TO BE DONE: Your task is to copy every line of the records below that contains "email".

(Collected data)
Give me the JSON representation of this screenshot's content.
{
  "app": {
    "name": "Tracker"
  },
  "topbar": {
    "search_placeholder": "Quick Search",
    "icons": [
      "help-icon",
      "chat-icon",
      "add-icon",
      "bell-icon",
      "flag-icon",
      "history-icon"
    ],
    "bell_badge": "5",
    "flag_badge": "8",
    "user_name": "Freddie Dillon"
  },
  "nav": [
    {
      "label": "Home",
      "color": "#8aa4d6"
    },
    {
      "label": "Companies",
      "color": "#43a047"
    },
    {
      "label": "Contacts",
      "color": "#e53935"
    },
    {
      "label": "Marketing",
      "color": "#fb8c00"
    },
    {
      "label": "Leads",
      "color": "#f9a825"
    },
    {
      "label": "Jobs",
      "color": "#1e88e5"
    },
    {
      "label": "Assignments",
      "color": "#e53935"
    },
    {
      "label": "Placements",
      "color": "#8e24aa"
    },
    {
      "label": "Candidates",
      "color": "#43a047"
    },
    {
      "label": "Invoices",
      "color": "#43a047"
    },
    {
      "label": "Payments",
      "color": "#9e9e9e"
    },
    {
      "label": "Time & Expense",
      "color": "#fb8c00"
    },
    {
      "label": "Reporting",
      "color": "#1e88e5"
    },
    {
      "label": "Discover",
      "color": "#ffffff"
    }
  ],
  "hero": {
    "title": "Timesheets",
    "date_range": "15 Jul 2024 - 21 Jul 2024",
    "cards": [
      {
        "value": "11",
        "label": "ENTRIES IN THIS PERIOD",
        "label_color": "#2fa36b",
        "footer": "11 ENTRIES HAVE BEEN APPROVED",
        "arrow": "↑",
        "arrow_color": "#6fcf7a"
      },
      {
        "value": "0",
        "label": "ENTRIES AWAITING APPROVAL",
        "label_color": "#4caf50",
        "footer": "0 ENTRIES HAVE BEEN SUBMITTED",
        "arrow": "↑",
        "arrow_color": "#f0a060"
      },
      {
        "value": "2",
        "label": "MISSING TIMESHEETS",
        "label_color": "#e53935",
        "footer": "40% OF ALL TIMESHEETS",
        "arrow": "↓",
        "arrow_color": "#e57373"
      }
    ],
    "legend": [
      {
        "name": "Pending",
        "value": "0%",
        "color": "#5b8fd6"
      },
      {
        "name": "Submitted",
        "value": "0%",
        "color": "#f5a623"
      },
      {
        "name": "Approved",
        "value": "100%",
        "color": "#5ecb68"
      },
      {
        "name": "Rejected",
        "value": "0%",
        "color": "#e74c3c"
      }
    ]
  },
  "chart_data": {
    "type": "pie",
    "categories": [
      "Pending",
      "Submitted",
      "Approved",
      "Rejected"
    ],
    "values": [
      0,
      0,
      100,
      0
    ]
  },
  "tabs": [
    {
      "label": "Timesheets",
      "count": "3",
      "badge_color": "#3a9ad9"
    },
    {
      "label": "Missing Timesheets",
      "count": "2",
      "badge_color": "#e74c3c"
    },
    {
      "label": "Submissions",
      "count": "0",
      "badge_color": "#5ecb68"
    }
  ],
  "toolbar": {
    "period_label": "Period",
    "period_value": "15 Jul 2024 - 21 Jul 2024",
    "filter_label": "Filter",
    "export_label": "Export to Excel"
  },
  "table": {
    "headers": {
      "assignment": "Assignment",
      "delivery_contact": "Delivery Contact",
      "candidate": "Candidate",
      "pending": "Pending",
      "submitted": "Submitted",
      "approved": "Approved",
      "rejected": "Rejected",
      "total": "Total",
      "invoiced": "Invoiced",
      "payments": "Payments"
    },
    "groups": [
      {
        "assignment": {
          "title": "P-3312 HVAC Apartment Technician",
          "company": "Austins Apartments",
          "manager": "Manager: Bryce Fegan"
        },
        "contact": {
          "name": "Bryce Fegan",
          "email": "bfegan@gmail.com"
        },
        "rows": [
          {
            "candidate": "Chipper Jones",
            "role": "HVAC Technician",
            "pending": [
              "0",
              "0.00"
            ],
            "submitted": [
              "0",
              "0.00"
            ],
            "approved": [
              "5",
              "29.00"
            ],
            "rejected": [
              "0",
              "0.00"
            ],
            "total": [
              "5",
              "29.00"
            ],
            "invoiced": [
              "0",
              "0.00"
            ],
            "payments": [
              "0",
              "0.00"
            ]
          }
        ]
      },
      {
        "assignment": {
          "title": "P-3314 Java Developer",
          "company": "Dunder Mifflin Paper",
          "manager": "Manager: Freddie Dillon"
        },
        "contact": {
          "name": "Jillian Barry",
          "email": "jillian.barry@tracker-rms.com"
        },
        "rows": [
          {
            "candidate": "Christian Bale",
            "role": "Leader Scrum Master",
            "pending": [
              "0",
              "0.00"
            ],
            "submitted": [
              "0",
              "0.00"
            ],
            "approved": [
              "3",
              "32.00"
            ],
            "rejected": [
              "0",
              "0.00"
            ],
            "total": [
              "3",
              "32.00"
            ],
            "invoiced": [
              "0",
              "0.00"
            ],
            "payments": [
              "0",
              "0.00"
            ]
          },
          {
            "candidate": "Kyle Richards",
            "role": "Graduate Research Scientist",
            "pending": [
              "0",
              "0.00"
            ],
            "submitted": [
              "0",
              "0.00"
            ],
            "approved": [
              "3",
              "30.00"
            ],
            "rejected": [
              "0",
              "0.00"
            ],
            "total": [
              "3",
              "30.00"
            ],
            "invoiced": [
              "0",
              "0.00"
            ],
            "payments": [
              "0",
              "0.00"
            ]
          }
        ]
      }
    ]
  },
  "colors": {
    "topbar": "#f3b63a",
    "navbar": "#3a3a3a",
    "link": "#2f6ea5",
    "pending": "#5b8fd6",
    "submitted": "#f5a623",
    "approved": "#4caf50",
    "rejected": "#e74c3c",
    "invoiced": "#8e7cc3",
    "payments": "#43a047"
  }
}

TASK ANSWER:
          "email": "bfegan@gmail.com"
          "email": "jillian.barry@tracker-rms.com"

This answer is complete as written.